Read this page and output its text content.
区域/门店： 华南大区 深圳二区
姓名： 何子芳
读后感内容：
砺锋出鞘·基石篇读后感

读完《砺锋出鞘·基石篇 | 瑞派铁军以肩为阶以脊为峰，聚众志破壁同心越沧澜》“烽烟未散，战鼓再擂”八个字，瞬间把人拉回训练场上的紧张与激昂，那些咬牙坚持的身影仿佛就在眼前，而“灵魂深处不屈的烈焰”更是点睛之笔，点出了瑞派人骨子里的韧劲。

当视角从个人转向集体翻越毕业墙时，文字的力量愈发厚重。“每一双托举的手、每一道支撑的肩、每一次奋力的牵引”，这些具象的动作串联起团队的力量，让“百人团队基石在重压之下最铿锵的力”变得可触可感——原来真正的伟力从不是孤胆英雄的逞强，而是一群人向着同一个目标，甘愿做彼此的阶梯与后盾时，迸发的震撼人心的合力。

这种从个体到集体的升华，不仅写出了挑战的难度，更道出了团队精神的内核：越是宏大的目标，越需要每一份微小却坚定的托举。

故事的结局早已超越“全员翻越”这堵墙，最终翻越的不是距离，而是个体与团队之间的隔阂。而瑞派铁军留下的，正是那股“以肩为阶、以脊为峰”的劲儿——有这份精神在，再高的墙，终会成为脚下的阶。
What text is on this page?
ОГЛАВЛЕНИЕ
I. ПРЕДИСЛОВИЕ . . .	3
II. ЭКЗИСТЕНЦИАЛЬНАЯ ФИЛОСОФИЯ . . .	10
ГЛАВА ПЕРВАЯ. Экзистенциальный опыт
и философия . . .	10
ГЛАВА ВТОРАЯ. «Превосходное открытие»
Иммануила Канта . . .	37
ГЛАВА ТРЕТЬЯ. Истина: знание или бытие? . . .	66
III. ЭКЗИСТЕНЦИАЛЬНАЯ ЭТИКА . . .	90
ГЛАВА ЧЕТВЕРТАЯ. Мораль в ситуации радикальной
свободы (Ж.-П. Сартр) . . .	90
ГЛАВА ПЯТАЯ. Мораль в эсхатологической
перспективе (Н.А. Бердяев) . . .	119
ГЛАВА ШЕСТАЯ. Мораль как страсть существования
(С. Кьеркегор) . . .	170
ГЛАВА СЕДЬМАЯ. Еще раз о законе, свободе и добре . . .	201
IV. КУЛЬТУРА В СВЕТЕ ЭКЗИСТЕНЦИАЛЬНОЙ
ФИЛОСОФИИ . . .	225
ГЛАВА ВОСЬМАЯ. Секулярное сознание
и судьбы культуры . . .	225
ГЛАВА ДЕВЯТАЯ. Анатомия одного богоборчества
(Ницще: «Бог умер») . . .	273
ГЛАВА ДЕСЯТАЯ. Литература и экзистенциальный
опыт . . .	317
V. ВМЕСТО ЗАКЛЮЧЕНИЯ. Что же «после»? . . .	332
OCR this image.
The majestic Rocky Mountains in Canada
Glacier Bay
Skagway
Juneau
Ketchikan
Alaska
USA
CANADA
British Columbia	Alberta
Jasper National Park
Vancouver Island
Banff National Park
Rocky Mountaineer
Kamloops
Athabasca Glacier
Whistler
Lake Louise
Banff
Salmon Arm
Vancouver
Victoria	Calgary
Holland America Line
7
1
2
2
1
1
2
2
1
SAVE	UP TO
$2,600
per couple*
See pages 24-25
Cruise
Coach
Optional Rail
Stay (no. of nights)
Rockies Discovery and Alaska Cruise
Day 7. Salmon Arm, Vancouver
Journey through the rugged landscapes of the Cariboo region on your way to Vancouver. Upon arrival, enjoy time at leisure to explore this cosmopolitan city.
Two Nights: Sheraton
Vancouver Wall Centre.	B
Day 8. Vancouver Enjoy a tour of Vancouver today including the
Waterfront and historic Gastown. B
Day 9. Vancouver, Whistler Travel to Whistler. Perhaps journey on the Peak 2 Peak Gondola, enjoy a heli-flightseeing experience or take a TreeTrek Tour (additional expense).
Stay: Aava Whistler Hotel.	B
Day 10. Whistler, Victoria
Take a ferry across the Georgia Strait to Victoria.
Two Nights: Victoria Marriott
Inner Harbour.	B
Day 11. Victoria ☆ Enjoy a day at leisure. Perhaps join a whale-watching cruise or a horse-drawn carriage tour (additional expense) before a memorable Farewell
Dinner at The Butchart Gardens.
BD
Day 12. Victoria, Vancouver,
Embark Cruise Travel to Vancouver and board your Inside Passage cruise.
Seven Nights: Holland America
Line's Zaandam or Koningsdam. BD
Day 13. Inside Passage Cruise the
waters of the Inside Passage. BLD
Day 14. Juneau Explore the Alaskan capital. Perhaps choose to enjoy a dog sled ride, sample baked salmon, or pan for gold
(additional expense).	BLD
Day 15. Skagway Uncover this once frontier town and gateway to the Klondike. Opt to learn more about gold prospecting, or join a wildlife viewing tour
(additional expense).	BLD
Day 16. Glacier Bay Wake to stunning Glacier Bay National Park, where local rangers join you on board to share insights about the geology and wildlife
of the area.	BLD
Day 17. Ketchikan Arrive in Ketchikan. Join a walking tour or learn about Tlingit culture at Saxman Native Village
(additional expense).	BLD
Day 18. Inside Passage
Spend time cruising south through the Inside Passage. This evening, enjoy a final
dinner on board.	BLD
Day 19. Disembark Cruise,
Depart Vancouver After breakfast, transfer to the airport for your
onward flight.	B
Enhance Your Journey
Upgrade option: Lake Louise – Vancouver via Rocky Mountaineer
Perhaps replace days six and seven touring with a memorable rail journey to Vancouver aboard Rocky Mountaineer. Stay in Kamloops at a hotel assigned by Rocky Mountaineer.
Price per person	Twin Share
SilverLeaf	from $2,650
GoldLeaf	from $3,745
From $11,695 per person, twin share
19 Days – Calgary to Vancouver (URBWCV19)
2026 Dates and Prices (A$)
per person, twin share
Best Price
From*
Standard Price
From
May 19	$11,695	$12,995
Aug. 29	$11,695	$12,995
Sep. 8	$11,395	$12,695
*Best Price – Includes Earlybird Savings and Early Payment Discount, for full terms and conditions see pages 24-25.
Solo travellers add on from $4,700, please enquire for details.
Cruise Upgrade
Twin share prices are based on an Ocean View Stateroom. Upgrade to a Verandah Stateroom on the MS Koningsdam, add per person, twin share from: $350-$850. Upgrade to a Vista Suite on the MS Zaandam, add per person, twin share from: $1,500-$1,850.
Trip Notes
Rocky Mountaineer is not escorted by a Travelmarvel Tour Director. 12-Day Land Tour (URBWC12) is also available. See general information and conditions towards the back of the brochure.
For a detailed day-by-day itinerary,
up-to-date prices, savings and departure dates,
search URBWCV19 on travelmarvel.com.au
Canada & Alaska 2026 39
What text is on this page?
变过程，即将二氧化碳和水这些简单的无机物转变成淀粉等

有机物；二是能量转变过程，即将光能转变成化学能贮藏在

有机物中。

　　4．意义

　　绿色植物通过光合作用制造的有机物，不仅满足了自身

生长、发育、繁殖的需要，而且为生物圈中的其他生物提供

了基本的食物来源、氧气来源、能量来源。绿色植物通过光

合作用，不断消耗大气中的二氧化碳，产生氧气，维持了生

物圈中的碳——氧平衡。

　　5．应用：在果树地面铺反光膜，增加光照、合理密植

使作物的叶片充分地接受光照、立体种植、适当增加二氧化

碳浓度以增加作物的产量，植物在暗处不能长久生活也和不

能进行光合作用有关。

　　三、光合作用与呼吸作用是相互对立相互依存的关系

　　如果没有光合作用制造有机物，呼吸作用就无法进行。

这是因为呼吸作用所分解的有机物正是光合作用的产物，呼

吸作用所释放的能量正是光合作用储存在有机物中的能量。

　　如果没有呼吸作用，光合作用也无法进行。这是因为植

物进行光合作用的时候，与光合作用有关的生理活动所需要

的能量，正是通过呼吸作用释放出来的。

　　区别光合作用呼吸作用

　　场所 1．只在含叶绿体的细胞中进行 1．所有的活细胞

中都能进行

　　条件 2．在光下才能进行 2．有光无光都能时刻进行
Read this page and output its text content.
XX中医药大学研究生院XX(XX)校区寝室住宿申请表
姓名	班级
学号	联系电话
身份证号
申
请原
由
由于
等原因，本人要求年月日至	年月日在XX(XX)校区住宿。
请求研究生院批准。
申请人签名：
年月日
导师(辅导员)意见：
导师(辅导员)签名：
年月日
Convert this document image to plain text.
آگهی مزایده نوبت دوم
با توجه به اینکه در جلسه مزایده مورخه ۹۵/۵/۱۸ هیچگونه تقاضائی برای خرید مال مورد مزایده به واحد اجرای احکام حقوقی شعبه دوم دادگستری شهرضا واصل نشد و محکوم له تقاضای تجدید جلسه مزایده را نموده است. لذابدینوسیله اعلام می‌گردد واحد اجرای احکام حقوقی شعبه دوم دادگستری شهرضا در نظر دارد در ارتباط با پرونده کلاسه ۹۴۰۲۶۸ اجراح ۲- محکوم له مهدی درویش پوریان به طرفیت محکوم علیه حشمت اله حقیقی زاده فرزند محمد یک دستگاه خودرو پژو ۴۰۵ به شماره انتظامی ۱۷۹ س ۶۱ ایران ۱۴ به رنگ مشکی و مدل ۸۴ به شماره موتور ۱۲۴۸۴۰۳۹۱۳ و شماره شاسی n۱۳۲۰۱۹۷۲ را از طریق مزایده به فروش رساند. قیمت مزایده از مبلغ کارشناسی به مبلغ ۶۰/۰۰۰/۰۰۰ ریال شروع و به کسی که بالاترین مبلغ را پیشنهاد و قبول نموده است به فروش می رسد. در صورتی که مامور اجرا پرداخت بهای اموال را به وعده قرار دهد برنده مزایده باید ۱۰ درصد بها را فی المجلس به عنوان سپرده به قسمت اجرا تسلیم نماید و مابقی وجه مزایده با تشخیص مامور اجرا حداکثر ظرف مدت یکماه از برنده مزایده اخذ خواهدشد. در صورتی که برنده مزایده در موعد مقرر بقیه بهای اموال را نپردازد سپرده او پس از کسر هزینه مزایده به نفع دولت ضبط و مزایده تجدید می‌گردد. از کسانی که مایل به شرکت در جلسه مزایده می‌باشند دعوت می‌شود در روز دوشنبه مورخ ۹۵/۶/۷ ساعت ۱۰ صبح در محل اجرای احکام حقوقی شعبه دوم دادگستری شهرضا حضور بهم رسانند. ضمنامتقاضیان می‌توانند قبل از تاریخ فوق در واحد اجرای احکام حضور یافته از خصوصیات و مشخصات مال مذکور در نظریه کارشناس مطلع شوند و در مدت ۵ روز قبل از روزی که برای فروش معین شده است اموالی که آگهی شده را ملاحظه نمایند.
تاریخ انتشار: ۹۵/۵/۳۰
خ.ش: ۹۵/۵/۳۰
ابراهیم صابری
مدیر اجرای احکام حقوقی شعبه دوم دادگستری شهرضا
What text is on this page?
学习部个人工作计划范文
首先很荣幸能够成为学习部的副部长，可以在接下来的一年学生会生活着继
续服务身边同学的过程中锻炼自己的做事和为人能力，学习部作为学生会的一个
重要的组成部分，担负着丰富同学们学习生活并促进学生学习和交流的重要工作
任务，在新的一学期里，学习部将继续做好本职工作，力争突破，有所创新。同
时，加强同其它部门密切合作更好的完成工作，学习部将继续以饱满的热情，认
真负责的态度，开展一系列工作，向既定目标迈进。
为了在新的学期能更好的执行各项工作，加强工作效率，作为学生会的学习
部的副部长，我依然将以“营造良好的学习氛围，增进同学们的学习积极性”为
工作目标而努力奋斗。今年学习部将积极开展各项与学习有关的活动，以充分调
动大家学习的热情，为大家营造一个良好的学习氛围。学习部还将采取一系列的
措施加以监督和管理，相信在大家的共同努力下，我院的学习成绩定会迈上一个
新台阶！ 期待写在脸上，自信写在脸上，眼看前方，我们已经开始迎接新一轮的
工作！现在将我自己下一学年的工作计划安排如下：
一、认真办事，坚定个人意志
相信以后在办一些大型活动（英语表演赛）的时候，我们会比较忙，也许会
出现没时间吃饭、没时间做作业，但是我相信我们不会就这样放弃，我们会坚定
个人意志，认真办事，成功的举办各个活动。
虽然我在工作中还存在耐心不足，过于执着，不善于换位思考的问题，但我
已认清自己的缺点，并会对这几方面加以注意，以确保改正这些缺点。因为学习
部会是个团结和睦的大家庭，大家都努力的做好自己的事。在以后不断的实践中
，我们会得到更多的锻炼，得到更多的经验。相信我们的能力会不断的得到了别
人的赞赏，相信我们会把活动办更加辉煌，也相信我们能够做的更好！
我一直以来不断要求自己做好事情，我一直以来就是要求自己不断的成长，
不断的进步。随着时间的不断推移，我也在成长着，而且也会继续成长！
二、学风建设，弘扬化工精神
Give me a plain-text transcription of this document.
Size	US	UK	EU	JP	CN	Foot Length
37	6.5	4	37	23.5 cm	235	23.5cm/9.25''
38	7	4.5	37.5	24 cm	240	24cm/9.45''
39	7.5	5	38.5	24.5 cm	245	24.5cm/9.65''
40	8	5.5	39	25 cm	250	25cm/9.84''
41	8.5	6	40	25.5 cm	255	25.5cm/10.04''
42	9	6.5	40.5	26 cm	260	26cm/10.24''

**********

▶ [What to work on]
Count the lines in the records above that contain the word "time", and reply with only that number.

▶ [Result]
2